ごく簡単に言うと、人は良いエネルギーのときと、悪いエネルギーのときがあります。良いエネルギーは、自分の天性の才能を自覚し、目的意識をもち、オープンにコミュニケーションをとり、全員が同じゴールに向かうよう努力しているときに生まれてきます。

このすべてが、スタートアップが感動的な顧客体験を素早く開発し市場に届けるための「信頼」の基礎となります。このような「心の状態/あり方」になるには、あなたの頭、心、感性の知恵を結集し、知能指数(IQ)と心の知能指数(EQ)を最大限に活用する必要があります。

良いエネルギーの状態でなくなるときは、たいてい頭で判断しているときです。特に苦手な状況や理解できないことに直面しているときにそうなりがちです。

しかも、頭で判断しているといっても、脳の最も古く原始的な器官である扁桃体の反応に支配されているときです。扁桃体は我々の祖先である爬虫類にまで遡り、すべての動物がもっている器官です。小さなナッツくらいの大きさしかない扁桃体は、数十億年前に進化し、現在もあまり変わっていません。その役割はただひとつ、自分の命を守ることです。それも不安や恐怖を感じることで身を守るのです。

進化の過程で、わたしたちは「脅威」に対して、逃げるか戦うかの2つの反応をするようになりました。一般的に「闘争・逃走反応」として知られているこの反応は、野生動物にもよく見られます。扁桃体は現代社会で生活する上ではあまり関係のないものになってきていますが、今でも脳の中で非常に活発な部位です。

扁桃体にとってはすべてが脅威に映るため、扁桃体に支配されてしまうと、人生で最もワクワクする機会から自分を遠ざけてしまうことにもつながります。

「恐れ」は創造性を殺します。バルネラビリティ(弱さを見せる勇気)や正直さも殺します。だから、イノベーターにとって最大のチャレンジは「恐怖に打ち勝つこと」なのです。なぜならばイノベーターの世界では、あらゆることが早く動き、大きな驚きや恐怖を感じることが多いからです。

シリコンバレー銀行(SVB)の突然の破綻のように、専門家にすら次の週に何が起きるのかが予測不能です。この脅威に溢れた世界では、反射的に感情を「コントロール」しようとします。つまり、感情を隠したり押し殺したりしようとしてしまいます。しかし、このシリーズでも紹介してきた通り、自己認識力やバルネラビリティが重要であり、感情をコントロールしようとすることは最悪な戦略であることが明らかです。

実際に、恐れ、怒り、悲しみといった不快な感情がときおり沸き上がることがあるでしょう。そのときにはぜひその感情を認識し、それを受け入れてください。そしてその感情を深く味わってください。鍛錬を重ねれば、その感情を全身で感じ、体から出す方法を身に付けることができます。

++++++++++

§ 課題:
上の扁桃体についての文章によると、扁桃体が担うただひとつの役割は何ですか。簡潔に答えてください。

§ 記録資料:

++++++++++

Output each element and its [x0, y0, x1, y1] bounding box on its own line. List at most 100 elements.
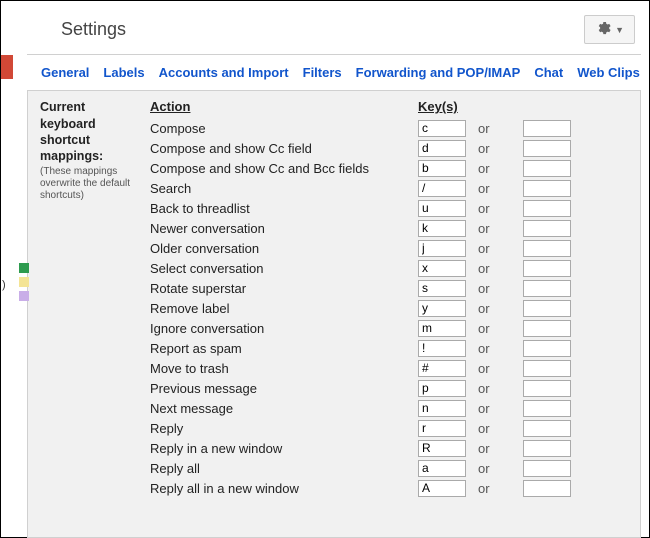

++++++++++

§ 回答:
自分の命を守ることで、不安や恐怖を感じることで身を守ります。